AIM - Reproduce all lines of the listing below in which the word "제한할성재개발" occurs.

==== SOURCE DATA ====

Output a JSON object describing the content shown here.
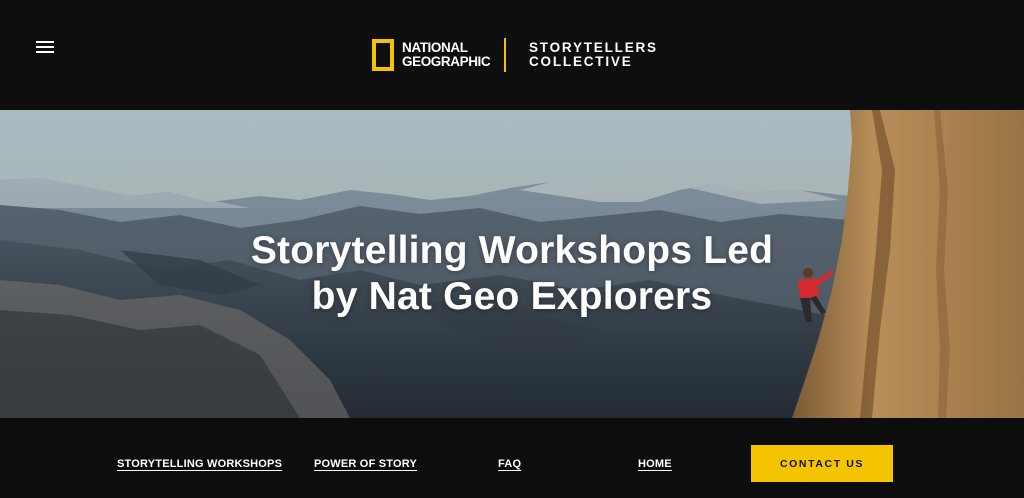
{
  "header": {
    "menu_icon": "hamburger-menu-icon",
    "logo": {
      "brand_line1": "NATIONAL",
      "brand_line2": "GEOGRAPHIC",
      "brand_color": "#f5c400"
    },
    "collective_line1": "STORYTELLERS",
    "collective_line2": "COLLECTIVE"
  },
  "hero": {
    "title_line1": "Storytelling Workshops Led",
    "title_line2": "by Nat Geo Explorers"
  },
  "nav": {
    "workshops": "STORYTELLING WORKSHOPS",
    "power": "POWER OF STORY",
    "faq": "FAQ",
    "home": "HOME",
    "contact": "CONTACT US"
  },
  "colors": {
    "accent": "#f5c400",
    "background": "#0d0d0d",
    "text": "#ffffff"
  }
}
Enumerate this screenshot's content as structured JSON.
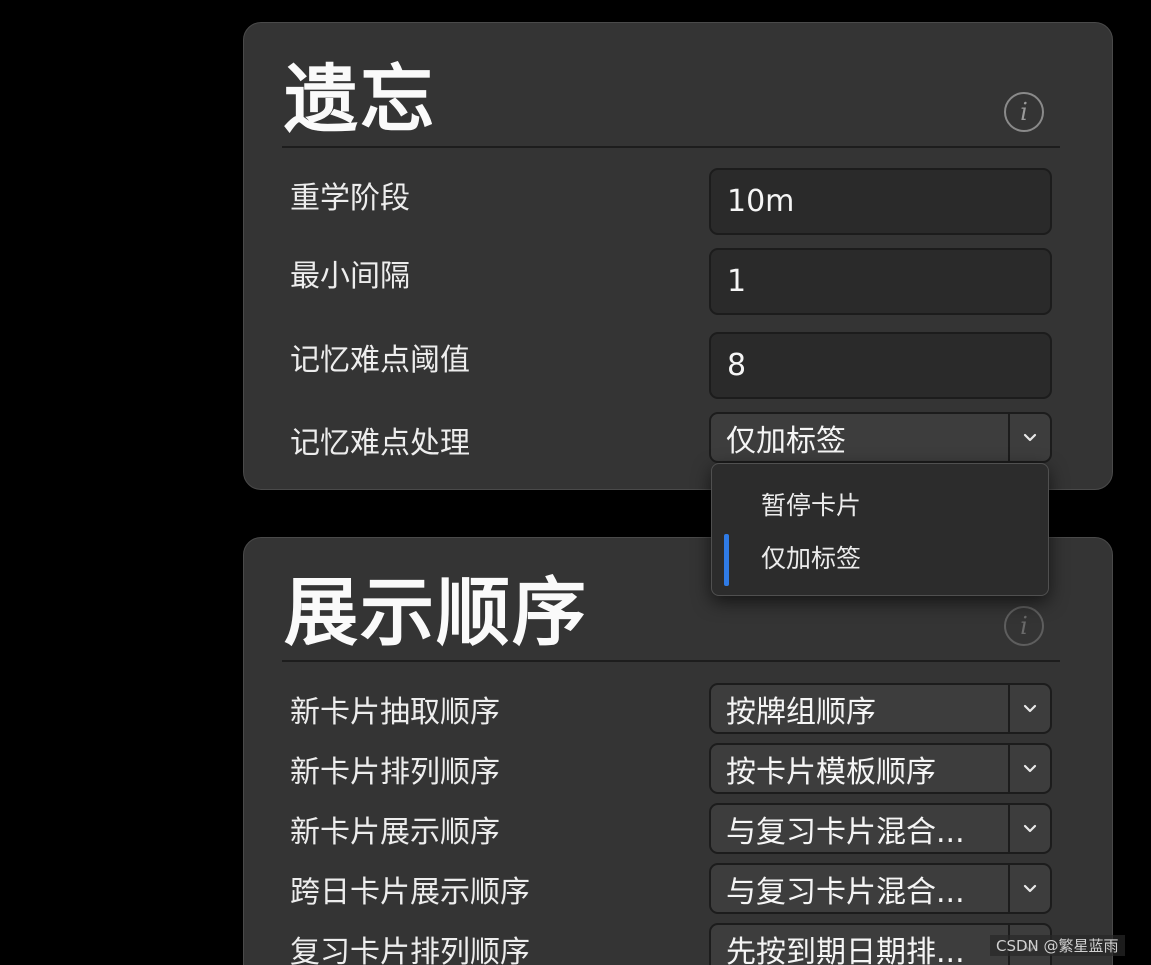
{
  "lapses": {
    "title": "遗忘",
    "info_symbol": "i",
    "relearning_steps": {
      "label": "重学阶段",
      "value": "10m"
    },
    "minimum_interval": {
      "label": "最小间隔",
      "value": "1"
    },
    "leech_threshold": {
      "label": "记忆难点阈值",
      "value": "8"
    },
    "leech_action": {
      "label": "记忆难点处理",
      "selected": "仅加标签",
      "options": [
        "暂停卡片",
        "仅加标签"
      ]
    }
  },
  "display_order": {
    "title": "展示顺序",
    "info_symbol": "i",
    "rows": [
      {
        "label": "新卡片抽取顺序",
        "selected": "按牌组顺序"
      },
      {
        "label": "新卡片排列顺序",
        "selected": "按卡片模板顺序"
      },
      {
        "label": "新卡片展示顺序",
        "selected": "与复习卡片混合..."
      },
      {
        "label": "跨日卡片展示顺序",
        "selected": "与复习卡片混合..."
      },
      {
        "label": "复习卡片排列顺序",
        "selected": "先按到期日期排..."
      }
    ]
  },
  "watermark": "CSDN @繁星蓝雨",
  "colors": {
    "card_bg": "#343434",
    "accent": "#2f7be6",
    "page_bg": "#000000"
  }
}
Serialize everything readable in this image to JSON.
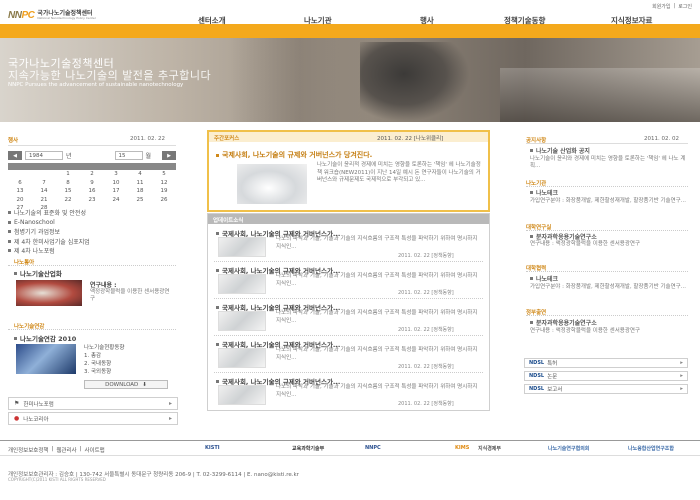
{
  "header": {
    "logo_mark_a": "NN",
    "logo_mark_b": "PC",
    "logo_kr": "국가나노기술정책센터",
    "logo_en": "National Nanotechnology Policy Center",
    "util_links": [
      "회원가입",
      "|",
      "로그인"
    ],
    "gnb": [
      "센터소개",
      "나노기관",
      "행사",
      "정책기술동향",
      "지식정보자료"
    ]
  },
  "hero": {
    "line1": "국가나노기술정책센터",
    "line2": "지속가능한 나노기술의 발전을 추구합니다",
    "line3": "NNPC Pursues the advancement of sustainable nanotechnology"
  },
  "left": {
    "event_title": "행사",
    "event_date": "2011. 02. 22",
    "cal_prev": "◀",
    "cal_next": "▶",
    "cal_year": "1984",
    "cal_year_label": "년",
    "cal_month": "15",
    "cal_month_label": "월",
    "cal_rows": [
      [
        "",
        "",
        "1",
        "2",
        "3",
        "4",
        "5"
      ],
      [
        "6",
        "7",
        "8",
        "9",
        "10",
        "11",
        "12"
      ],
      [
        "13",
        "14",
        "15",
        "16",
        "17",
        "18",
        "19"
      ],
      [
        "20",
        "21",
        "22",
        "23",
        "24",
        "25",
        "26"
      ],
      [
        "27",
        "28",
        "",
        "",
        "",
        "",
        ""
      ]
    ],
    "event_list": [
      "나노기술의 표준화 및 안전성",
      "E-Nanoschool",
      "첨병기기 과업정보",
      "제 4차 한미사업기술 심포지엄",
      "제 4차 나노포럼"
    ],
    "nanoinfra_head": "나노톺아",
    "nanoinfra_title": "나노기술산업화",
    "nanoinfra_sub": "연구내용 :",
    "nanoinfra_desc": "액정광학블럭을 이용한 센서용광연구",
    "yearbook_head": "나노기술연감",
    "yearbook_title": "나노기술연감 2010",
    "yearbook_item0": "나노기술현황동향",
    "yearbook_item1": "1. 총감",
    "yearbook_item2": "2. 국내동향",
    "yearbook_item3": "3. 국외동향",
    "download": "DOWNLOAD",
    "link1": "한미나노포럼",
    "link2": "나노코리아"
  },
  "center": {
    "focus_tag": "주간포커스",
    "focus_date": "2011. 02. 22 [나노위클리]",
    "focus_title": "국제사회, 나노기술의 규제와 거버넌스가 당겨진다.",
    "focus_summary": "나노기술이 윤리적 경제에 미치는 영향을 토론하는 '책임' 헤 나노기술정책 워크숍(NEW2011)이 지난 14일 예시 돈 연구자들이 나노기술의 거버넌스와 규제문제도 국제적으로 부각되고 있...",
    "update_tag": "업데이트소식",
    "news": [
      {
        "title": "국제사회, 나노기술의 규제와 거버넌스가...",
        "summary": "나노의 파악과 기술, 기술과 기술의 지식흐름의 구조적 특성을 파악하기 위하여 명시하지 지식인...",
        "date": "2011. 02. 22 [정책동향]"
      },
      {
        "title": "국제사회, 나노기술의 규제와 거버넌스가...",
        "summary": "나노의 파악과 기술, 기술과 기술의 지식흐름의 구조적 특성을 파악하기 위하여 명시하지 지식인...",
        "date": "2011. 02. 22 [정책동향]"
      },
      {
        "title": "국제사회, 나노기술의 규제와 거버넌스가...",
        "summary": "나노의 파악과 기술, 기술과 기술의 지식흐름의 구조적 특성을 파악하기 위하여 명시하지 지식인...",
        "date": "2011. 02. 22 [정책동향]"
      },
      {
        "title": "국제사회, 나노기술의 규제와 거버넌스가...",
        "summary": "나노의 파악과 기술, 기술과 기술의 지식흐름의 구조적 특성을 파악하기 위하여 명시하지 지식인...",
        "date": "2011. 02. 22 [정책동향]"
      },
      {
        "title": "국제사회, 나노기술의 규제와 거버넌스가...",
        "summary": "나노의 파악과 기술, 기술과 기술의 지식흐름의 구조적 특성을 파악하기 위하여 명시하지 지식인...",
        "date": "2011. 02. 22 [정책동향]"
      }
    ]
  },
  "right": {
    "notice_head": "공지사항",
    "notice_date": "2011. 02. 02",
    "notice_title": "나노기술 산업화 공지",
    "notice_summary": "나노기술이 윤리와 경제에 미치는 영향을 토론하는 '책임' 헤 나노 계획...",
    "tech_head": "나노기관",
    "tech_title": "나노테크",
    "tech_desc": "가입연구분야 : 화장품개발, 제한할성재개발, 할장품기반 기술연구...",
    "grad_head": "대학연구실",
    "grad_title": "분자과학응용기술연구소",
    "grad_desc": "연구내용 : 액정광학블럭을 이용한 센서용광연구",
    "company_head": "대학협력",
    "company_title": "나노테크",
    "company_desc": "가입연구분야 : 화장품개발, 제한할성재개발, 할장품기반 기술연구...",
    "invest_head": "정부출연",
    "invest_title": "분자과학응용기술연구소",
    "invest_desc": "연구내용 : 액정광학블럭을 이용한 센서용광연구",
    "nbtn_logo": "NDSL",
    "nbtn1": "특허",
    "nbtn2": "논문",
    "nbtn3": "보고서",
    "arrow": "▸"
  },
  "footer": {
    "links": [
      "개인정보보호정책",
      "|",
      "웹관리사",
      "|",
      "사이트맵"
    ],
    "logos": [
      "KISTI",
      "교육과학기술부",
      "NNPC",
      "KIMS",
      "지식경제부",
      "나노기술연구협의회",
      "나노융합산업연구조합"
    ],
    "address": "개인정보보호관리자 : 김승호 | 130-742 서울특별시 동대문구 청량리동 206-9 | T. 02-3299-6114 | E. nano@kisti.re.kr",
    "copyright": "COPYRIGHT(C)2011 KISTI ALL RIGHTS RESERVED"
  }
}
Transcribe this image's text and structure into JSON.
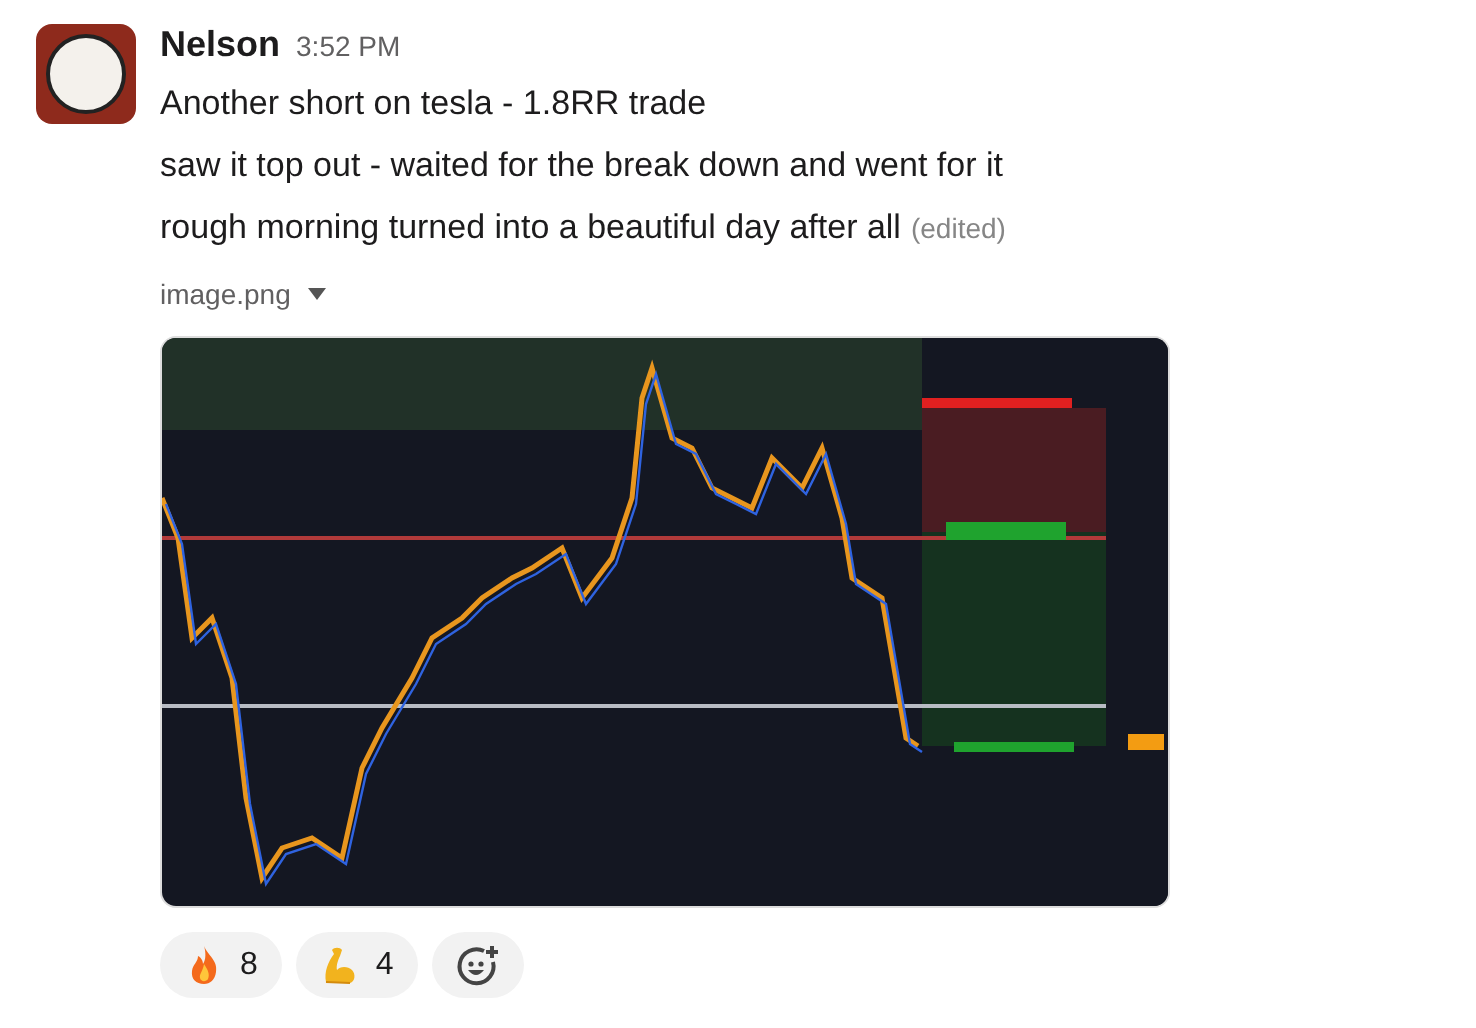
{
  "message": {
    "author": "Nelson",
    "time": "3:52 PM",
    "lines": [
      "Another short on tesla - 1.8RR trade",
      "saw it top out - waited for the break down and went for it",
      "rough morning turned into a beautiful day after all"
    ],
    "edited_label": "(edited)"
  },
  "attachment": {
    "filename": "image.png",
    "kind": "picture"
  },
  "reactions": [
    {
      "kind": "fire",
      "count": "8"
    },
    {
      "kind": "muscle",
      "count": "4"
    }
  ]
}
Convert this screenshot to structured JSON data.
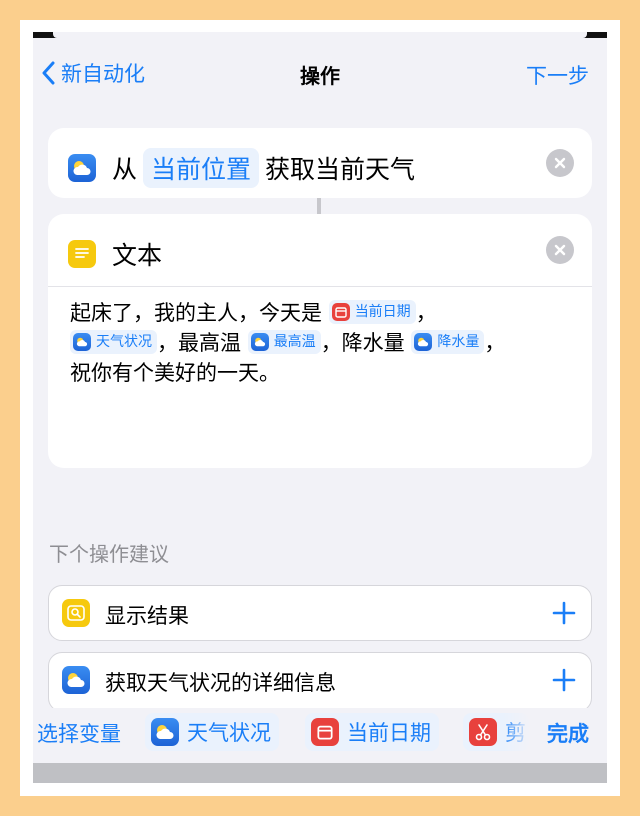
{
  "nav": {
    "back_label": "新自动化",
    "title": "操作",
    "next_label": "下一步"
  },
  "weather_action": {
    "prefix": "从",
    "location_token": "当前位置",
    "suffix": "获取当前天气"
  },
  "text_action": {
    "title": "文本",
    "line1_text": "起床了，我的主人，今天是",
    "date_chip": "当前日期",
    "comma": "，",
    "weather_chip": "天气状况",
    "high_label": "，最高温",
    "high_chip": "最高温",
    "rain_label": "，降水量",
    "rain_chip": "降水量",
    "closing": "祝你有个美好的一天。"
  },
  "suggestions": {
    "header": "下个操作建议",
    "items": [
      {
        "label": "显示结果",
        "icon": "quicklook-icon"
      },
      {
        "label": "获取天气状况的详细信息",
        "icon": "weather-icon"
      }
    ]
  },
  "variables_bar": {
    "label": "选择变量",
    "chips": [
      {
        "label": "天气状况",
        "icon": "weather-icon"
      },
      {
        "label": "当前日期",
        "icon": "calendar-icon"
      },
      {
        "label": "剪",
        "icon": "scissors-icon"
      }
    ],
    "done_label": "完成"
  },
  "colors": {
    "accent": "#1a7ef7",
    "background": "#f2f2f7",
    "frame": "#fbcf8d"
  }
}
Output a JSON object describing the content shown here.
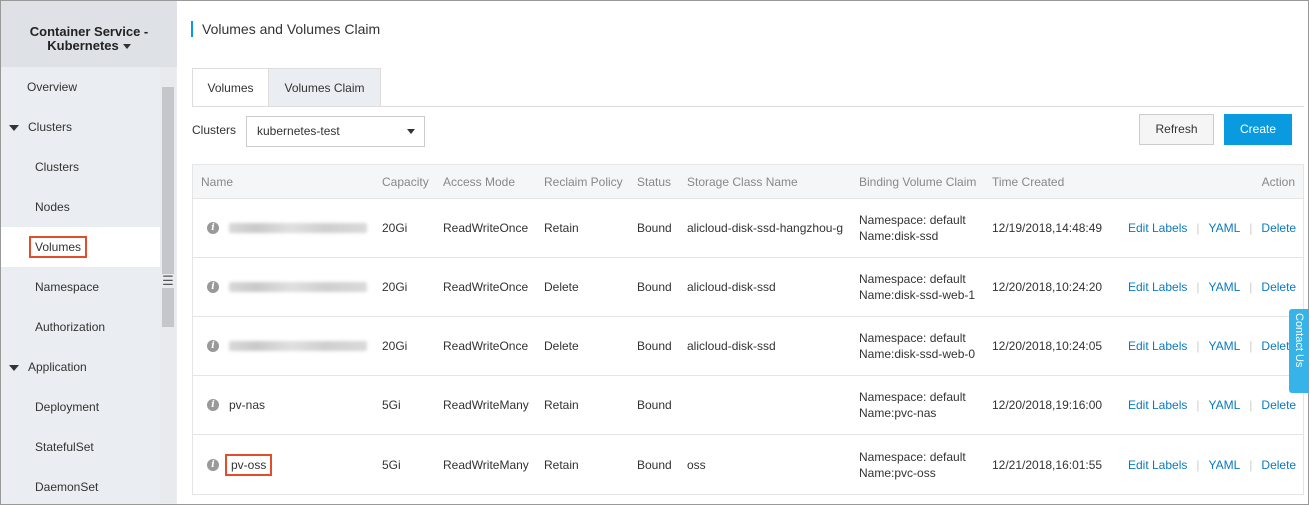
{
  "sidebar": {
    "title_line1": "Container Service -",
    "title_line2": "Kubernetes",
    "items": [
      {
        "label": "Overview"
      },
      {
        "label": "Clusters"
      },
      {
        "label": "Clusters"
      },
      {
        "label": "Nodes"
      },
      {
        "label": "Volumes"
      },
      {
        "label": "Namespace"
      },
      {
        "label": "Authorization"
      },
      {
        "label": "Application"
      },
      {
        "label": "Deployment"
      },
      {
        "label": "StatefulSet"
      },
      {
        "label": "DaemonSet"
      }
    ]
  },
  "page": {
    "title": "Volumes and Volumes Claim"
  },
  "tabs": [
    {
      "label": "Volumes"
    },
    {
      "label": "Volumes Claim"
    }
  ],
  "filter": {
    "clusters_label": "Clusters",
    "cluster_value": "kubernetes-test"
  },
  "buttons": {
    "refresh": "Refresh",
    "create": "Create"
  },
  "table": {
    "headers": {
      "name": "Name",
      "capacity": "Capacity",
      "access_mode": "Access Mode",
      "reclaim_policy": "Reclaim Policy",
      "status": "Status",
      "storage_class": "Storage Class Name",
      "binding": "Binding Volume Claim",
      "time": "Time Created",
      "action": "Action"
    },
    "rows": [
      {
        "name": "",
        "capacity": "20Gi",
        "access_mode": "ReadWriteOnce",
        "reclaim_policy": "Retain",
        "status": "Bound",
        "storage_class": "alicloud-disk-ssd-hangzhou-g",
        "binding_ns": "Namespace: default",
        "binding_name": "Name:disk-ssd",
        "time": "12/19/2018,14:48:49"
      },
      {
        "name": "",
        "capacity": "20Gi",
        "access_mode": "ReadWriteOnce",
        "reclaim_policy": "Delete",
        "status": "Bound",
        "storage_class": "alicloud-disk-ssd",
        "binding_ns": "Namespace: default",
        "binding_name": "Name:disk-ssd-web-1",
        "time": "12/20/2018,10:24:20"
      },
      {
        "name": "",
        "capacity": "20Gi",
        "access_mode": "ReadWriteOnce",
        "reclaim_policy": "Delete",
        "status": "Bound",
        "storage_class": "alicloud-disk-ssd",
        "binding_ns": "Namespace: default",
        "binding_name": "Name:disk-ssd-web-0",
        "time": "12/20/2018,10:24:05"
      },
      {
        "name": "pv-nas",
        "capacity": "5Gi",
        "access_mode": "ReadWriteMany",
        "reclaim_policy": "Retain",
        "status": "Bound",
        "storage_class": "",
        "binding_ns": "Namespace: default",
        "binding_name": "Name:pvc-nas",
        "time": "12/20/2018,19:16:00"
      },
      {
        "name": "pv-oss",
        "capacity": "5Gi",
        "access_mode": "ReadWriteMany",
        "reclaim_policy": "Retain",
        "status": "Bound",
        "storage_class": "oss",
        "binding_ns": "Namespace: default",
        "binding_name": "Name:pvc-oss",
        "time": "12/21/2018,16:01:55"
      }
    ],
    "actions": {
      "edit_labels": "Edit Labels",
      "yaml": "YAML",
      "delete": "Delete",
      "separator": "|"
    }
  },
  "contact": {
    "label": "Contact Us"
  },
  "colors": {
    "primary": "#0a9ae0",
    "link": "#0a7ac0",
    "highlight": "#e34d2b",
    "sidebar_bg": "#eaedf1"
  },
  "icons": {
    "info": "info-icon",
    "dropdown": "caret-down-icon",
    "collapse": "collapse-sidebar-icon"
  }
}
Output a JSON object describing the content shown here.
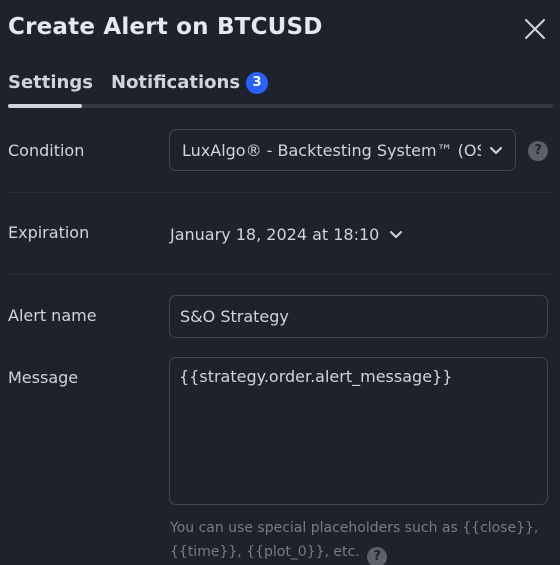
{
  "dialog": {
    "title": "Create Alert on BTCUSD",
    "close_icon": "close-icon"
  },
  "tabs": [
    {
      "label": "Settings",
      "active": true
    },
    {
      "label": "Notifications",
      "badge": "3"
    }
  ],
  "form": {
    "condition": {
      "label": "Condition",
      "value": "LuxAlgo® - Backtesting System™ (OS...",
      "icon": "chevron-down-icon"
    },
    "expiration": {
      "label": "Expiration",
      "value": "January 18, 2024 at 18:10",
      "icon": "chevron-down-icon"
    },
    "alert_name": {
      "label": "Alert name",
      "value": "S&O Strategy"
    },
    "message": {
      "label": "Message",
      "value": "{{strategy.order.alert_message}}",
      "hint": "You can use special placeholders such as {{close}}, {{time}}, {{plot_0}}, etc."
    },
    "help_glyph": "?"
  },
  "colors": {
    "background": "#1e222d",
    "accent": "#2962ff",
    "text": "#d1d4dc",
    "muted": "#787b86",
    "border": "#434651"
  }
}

====

ANSWER TO THE PROBLEM -
    "tech_desc": "가입연구분야 : 화장품개발, 제한할성재개발, 할장품기반 기술연구...",
    "company_desc": "가입연구분야 : 화장품개발, 제한할성재개발, 할장품기반 기술연구...",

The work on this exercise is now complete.